- **What you have to do**
Write out all lines holding the word "structured".
· · · · · · ·
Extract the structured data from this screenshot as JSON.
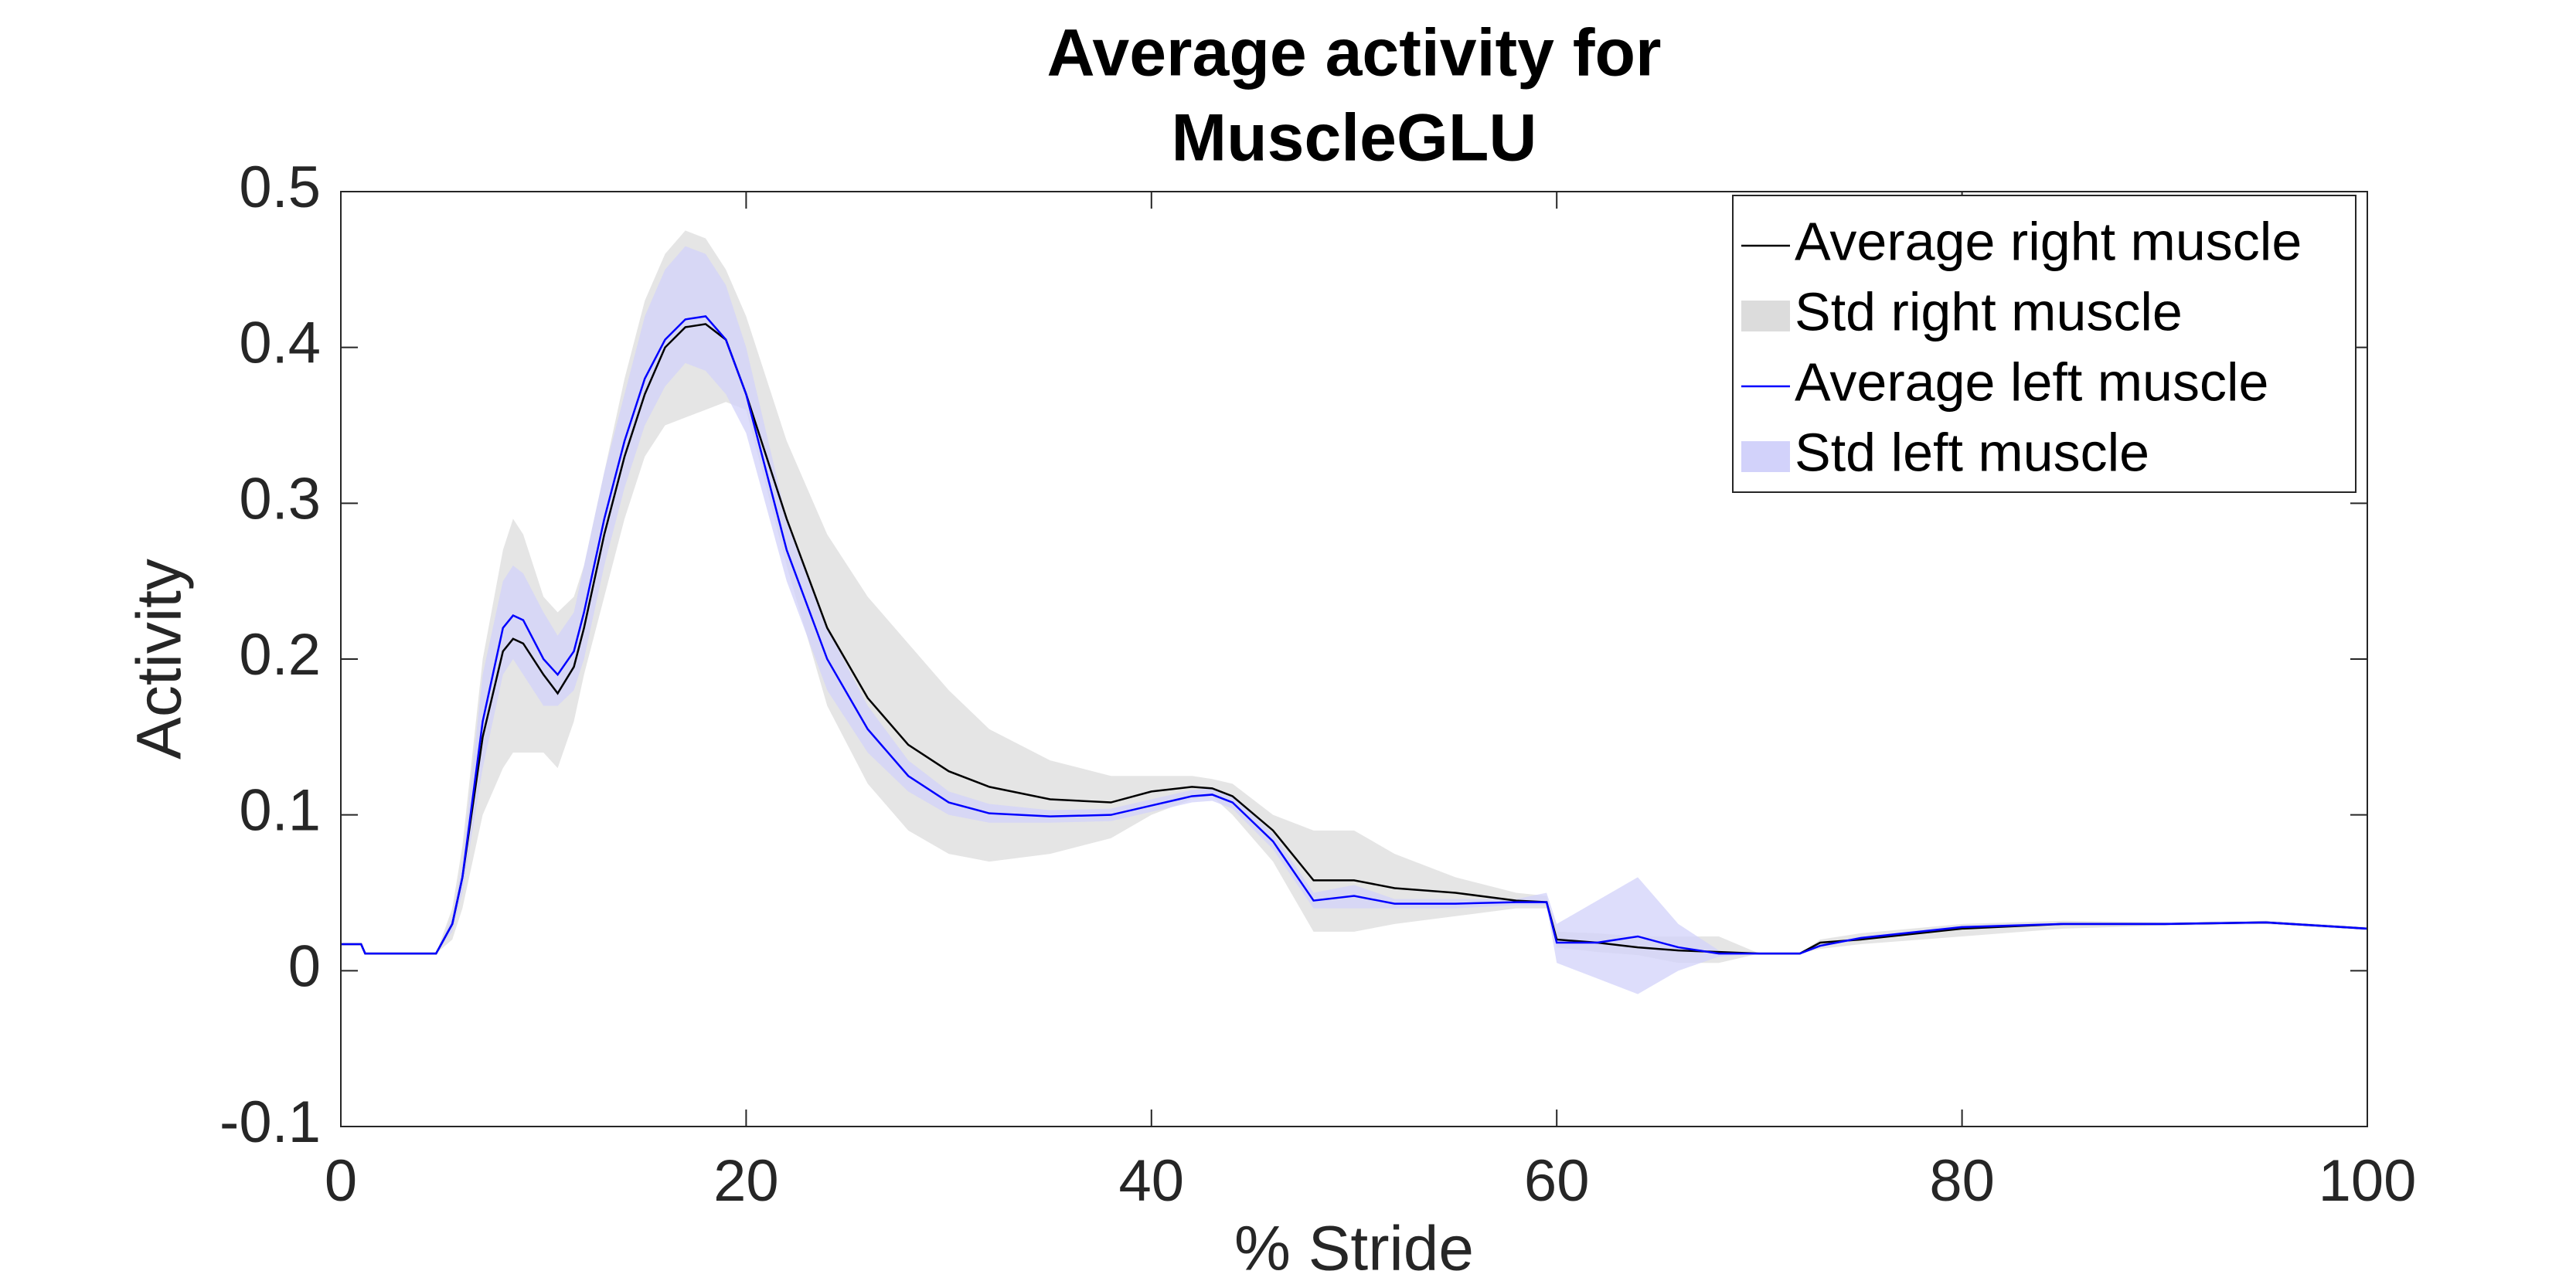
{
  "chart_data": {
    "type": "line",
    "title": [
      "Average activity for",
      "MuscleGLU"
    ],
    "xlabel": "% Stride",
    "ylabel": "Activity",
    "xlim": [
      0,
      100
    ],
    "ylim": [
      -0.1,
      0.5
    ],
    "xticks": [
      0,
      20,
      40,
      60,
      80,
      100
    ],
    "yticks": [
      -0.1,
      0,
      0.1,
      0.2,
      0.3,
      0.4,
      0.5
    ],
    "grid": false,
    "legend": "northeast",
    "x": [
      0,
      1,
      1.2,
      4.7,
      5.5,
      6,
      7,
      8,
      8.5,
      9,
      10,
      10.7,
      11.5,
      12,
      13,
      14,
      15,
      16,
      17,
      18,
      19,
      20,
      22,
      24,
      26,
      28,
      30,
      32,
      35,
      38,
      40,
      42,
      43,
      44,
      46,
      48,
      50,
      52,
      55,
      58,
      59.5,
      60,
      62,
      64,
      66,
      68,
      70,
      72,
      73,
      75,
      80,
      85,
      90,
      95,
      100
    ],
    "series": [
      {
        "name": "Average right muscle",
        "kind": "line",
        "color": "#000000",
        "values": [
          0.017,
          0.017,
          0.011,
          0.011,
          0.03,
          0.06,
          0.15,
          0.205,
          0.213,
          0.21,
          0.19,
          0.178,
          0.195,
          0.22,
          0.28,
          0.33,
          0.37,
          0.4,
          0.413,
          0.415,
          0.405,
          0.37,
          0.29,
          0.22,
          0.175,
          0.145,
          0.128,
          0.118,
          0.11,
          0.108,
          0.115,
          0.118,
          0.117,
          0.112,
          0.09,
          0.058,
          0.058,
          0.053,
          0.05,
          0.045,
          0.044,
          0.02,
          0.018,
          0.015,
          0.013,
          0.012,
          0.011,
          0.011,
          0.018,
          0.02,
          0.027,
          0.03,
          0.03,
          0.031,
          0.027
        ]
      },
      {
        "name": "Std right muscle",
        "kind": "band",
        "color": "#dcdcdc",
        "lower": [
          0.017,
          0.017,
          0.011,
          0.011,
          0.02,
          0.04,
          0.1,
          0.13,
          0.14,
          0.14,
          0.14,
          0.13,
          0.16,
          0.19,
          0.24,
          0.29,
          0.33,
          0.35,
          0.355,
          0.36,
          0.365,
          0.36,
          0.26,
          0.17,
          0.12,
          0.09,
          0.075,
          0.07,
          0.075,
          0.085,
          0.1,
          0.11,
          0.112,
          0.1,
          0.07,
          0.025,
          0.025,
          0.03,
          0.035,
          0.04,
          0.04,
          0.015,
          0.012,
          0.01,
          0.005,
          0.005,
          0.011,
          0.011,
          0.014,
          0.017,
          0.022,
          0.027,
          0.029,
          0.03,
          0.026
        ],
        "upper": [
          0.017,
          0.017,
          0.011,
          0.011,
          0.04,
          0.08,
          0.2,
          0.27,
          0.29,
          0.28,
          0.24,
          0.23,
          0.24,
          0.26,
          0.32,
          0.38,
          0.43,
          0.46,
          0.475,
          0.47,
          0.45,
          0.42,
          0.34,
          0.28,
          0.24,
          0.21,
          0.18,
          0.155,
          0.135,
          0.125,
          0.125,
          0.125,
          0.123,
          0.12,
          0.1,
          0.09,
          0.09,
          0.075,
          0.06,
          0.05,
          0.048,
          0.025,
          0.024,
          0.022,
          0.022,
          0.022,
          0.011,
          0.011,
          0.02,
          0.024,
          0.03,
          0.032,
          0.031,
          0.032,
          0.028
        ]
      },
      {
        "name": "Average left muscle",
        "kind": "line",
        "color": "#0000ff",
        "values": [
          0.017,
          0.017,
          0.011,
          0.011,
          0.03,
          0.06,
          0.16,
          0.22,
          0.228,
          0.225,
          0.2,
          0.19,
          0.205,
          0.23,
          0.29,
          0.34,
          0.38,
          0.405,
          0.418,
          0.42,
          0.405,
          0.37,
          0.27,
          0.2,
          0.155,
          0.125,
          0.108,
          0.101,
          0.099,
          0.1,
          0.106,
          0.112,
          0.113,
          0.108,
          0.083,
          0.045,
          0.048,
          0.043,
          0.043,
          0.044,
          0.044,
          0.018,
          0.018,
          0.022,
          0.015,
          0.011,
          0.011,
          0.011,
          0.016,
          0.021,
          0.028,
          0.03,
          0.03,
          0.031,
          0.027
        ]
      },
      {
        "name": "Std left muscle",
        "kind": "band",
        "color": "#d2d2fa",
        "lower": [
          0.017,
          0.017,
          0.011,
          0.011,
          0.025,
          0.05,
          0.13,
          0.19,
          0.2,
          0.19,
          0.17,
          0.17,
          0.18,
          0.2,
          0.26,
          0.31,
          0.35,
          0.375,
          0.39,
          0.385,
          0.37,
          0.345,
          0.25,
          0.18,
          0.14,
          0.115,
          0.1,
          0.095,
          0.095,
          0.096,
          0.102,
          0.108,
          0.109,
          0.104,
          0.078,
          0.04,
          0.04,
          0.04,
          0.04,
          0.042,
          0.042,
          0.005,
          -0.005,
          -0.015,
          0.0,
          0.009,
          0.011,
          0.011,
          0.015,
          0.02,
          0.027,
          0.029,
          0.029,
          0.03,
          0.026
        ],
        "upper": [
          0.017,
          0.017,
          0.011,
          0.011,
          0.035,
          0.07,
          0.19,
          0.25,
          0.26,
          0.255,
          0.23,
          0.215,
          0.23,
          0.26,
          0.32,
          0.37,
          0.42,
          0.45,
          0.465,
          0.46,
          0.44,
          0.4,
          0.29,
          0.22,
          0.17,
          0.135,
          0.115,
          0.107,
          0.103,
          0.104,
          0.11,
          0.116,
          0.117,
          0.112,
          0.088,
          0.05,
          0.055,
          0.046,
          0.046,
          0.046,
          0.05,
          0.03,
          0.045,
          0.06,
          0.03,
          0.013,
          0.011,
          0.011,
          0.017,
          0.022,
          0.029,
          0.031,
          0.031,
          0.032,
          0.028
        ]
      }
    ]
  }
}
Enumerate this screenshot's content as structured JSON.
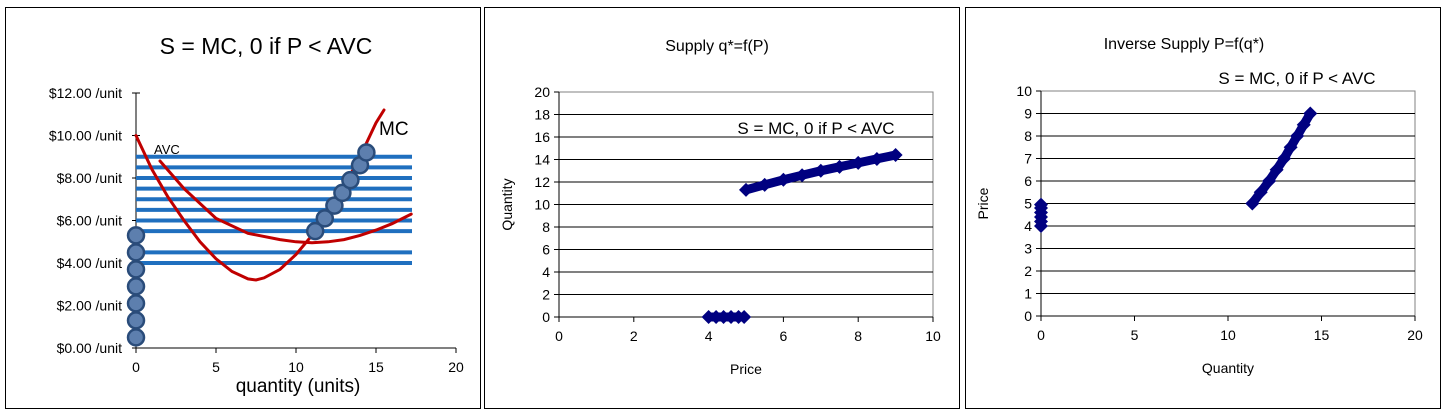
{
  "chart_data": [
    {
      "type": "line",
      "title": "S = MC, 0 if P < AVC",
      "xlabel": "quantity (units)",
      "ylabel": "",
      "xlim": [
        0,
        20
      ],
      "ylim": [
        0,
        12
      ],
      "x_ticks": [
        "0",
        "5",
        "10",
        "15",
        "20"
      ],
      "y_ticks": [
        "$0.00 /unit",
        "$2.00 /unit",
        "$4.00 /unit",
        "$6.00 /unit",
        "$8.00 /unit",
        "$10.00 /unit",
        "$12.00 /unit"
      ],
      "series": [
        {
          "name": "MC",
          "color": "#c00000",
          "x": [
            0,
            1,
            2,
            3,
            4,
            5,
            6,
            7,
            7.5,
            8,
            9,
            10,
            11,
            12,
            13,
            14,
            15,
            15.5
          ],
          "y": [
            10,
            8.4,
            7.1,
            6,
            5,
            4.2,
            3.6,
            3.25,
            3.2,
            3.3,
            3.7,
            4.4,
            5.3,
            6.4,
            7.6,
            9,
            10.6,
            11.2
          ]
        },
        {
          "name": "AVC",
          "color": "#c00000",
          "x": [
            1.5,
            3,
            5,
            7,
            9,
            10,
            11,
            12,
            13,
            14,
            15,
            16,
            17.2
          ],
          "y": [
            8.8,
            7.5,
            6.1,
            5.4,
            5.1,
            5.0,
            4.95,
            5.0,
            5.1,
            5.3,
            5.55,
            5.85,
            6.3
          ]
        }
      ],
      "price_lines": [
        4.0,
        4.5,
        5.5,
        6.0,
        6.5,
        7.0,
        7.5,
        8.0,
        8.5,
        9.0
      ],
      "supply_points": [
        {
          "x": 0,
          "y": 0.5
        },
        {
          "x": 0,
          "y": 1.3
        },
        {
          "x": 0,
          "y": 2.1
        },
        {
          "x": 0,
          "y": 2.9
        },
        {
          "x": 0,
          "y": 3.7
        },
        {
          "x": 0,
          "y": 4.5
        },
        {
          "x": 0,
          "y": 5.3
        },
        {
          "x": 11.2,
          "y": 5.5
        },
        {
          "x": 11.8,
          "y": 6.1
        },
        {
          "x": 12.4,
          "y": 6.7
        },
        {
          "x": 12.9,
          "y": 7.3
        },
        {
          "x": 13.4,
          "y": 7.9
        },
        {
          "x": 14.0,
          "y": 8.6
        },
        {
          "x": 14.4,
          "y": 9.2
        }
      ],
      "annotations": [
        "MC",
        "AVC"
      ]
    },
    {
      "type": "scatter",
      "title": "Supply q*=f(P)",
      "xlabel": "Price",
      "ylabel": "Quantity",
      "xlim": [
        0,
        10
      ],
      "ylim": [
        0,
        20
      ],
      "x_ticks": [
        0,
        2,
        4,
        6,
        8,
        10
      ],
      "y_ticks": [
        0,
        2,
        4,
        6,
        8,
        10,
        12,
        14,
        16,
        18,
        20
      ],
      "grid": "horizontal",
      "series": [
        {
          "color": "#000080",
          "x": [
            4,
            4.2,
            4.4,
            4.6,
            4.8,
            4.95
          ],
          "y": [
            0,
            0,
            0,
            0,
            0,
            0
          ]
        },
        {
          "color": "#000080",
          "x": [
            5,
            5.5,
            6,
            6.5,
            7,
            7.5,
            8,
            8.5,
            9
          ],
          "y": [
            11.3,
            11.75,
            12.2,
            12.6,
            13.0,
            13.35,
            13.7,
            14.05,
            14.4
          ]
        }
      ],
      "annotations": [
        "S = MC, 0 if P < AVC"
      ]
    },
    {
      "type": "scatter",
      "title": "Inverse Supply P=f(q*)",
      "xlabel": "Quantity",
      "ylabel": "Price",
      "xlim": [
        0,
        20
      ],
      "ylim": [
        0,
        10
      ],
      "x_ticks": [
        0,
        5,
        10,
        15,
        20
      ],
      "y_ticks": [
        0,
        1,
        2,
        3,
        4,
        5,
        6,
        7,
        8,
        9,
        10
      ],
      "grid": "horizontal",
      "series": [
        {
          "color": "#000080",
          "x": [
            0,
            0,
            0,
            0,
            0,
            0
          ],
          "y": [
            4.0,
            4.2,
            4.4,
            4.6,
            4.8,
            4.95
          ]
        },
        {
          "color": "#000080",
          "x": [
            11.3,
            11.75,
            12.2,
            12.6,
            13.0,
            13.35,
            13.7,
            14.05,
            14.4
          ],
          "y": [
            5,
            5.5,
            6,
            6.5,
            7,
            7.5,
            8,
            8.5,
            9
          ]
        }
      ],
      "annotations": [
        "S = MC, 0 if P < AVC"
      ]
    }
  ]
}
· · · · · · ·
- **Output for this exercise**
Extract the structured data from this screenshot as JSON.
Enumerate this screenshot's content as structured JSON.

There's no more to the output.